Records from a data source:
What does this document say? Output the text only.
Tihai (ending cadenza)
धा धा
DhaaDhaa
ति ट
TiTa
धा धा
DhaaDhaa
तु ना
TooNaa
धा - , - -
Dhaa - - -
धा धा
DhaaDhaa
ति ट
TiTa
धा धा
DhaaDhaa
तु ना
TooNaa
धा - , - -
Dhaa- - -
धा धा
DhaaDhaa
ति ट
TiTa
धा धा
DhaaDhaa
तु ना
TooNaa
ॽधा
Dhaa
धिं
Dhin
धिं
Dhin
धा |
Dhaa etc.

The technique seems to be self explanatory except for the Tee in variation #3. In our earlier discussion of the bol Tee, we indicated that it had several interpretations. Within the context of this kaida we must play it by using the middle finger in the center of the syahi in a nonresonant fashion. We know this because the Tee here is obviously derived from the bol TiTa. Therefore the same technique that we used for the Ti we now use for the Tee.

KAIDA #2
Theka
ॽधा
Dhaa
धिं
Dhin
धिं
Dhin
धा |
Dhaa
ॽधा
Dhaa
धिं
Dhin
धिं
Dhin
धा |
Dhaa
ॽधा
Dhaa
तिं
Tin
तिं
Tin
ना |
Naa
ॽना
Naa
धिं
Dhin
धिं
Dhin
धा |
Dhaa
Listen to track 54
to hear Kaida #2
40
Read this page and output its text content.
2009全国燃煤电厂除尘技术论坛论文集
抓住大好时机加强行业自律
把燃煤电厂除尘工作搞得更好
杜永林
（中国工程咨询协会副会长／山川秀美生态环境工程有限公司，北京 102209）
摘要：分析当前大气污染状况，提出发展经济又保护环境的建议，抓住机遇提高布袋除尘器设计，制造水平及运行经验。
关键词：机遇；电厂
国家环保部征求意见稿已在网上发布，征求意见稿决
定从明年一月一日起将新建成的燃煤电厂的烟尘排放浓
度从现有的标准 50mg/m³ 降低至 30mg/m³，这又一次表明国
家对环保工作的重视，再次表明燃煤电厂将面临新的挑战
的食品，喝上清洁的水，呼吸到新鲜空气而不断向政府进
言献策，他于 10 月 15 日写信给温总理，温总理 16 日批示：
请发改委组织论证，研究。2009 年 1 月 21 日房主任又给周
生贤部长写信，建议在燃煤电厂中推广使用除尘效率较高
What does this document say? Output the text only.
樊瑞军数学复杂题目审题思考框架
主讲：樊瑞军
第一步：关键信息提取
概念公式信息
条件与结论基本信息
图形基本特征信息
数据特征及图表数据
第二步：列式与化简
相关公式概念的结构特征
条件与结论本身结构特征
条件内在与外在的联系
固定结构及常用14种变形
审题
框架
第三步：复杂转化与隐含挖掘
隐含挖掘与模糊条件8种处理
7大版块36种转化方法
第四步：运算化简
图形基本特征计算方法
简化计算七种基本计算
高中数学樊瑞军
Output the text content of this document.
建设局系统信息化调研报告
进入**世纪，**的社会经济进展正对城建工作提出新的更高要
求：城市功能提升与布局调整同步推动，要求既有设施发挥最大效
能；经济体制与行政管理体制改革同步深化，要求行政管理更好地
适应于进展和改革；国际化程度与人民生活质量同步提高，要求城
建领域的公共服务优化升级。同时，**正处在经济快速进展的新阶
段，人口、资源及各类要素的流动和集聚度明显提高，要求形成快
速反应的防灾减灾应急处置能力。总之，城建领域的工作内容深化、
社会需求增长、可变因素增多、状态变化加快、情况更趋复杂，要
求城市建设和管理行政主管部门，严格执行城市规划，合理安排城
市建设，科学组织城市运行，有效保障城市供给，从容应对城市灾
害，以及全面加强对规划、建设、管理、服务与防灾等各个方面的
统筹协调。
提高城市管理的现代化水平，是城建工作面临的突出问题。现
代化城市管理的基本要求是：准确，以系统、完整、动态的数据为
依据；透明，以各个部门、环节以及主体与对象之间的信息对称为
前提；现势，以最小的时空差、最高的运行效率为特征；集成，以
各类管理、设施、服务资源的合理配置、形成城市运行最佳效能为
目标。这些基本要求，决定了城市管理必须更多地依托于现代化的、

* [Short task] Write out the material exactly as given.

* [Task solution]
What does this document say? Output the text only.
Tihai (ending cadenza)
धा धा
DhaaDhaa
ति ट
TiTa
धा धा
DhaaDhaa
तु ना
TooNaa
धा - , - -
Dhaa - - -
धा धा
DhaaDhaa
ति ट
TiTa
धा धा
DhaaDhaa
तु ना
TooNaa
धा - , - -
Dhaa- - -
धा धा
DhaaDhaa
ति ट
TiTa
धा धा
DhaaDhaa
तु ना
TooNaa
ॽधा
Dhaa
धिं
Dhin
धिं
Dhin
धा |
Dhaa etc.

The technique seems to be self explanatory except for the Tee in variation #3. In our earlier discussion of the bol Tee, we indicated that it had several interpretations. Within the context of this kaida we must play it by using the middle finger in the center of the syahi in a nonresonant fashion. We know this because the Tee here is obviously derived from the bol TiTa. Therefore the same technique that we used for the Ti we now use for the Tee.

KAIDA #2
Theka
ॽधा
Dhaa
धिं
Dhin
धिं
Dhin
धा |
Dhaa
ॽधा
Dhaa
धिं
Dhin
धिं
Dhin
धा |
Dhaa
ॽधा
Dhaa
तिं
Tin
तिं
Tin
ना |
Naa
ॽना
Naa
धिं
Dhin
धिं
Dhin
धा |
Dhaa
Listen to track 54
to hear Kaida #2
40
Read this page and output its text content.
2009全国燃煤电厂除尘技术论坛论文集
抓住大好时机加强行业自律
把燃煤电厂除尘工作搞得更好
杜永林
（中国工程咨询协会副会长／山川秀美生态环境工程有限公司，北京 102209）
摘要：分析当前大气污染状况，提出发展经济又保护环境的建议，抓住机遇提高布袋除尘器设计，制造水平及运行经验。
关键词：机遇；电厂
国家环保部征求意见稿已在网上发布，征求意见稿决
定从明年一月一日起将新建成的燃煤电厂的烟尘排放浓
度从现有的标准 50mg/m³ 降低至 30mg/m³，这又一次表明国
家对环保工作的重视，再次表明燃煤电厂将面临新的挑战
的食品，喝上清洁的水，呼吸到新鲜空气而不断向政府进
言献策，他于 10 月 15 日写信给温总理，温总理 16 日批示：
请发改委组织论证，研究。2009 年 1 月 21 日房主任又给周
生贤部长写信，建议在燃煤电厂中推广使用除尘效率较高
What does this document say? Output the text only.
樊瑞军数学复杂题目审题思考框架
主讲：樊瑞军
第一步：关键信息提取
概念公式信息
条件与结论基本信息
图形基本特征信息
数据特征及图表数据
第二步：列式与化简
相关公式概念的结构特征
条件与结论本身结构特征
条件内在与外在的联系
固定结构及常用14种变形
审题
框架
第三步：复杂转化与隐含挖掘
隐含挖掘与模糊条件8种处理
7大版块36种转化方法
第四步：运算化简
图形基本特征计算方法
简化计算七种基本计算
高中数学樊瑞军
Output the text content of this document.
建设局系统信息化调研报告
进入**世纪，**的社会经济进展正对城建工作提出新的更高要
求：城市功能提升与布局调整同步推动，要求既有设施发挥最大效
能；经济体制与行政管理体制改革同步深化，要求行政管理更好地
适应于进展和改革；国际化程度与人民生活质量同步提高，要求城
建领域的公共服务优化升级。同时，**正处在经济快速进展的新阶
段，人口、资源及各类要素的流动和集聚度明显提高，要求形成快
速反应的防灾减灾应急处置能力。总之，城建领域的工作内容深化、
社会需求增长、可变因素增多、状态变化加快、情况更趋复杂，要
求城市建设和管理行政主管部门，严格执行城市规划，合理安排城
市建设，科学组织城市运行，有效保障城市供给，从容应对城市灾
害，以及全面加强对规划、建设、管理、服务与防灾等各个方面的
统筹协调。
提高城市管理的现代化水平，是城建工作面临的突出问题。现
代化城市管理的基本要求是：准确，以系统、完整、动态的数据为
依据；透明，以各个部门、环节以及主体与对象之间的信息对称为
前提；现势，以最小的时空差、最高的运行效率为特征；集成，以
各类管理、设施、服务资源的合理配置、形成城市运行最佳效能为
目标。这些基本要求，决定了城市管理必须更多地依托于现代化的、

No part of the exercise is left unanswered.